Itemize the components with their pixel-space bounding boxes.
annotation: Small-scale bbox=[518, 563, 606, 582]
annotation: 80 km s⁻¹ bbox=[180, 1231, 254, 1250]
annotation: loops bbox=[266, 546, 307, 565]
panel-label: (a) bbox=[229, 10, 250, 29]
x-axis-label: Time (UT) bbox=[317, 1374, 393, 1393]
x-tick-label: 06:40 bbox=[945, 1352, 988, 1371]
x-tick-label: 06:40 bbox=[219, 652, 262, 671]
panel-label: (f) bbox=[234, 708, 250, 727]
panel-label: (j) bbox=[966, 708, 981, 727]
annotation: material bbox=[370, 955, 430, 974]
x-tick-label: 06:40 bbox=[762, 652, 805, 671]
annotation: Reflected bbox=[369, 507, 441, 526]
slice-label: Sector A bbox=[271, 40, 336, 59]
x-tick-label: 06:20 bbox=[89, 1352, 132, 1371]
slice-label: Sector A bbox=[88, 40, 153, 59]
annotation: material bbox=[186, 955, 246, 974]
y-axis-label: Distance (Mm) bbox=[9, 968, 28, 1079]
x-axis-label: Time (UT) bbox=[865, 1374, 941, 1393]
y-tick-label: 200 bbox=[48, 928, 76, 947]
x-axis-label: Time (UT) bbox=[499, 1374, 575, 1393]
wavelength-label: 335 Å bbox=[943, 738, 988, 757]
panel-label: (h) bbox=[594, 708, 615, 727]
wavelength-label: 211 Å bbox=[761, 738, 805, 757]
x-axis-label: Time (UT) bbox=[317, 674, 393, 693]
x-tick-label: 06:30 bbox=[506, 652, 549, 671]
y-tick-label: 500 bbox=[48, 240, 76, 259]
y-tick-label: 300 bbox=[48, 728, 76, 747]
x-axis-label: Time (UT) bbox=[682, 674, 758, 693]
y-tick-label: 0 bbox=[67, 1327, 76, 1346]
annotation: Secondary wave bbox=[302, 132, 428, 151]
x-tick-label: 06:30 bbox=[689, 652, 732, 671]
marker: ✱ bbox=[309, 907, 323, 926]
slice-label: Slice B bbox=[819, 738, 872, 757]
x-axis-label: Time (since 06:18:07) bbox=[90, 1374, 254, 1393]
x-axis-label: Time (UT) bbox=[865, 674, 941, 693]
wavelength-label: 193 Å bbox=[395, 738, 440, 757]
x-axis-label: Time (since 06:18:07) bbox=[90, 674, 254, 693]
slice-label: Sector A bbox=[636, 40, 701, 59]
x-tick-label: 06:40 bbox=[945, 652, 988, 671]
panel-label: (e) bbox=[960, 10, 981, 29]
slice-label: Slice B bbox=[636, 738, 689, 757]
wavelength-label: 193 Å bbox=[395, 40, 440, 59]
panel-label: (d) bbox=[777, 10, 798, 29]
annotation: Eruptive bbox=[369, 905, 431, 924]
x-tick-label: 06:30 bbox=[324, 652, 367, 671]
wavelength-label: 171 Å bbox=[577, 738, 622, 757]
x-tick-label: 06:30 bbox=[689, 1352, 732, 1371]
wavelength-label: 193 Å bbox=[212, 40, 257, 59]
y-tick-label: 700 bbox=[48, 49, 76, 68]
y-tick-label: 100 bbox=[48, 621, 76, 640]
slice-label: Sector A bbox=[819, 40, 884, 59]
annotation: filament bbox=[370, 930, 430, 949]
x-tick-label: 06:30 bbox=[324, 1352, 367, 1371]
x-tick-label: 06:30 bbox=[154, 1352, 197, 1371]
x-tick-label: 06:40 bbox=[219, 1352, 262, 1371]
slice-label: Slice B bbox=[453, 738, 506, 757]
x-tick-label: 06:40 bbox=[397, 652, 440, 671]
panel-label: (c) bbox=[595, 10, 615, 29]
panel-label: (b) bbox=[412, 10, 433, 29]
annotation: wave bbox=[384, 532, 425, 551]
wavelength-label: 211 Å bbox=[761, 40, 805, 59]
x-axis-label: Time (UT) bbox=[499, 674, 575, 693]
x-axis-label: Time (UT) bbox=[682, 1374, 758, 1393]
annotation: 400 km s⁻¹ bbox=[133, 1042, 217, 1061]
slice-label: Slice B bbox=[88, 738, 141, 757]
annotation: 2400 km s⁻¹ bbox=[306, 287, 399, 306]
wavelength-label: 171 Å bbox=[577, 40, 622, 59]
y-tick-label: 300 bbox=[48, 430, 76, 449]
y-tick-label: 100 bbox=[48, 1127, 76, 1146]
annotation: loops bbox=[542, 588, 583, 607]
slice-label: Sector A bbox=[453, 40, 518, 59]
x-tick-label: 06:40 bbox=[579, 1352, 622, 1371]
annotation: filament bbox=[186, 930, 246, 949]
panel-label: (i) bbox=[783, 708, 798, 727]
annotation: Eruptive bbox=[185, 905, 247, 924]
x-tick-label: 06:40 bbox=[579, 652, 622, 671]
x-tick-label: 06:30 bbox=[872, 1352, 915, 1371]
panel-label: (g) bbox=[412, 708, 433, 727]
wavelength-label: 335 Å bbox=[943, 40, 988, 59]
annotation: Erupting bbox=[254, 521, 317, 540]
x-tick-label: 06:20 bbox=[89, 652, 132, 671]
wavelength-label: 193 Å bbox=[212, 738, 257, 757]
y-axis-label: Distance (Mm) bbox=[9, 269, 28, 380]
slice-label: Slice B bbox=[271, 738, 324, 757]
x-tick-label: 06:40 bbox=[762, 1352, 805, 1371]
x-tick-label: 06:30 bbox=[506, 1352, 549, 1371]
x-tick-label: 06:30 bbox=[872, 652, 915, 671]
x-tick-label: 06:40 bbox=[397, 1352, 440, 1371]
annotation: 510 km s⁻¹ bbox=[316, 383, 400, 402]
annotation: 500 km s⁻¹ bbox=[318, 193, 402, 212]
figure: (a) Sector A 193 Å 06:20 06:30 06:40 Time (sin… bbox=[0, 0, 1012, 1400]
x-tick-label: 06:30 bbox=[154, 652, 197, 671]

================================

Please rewrite everything from the start of the entries down to the line containing "x-tick-label: 06:40 bbox=[219, 652, 262, 671]", changing "loops" to "arcs" and keeping everything else the same.

- ANSWER FOR THE TASK
Itemize the components with their pixel-space bounding boxes.
annotation: Small-scale bbox=[518, 563, 606, 582]
annotation: 80 km s⁻¹ bbox=[180, 1231, 254, 1250]
annotation: arcs bbox=[266, 546, 307, 565]
panel-label: (a) bbox=[229, 10, 250, 29]
x-axis-label: Time (UT) bbox=[317, 1374, 393, 1393]
x-tick-label: 06:40 bbox=[945, 1352, 988, 1371]
x-tick-label: 06:40 bbox=[219, 652, 262, 671]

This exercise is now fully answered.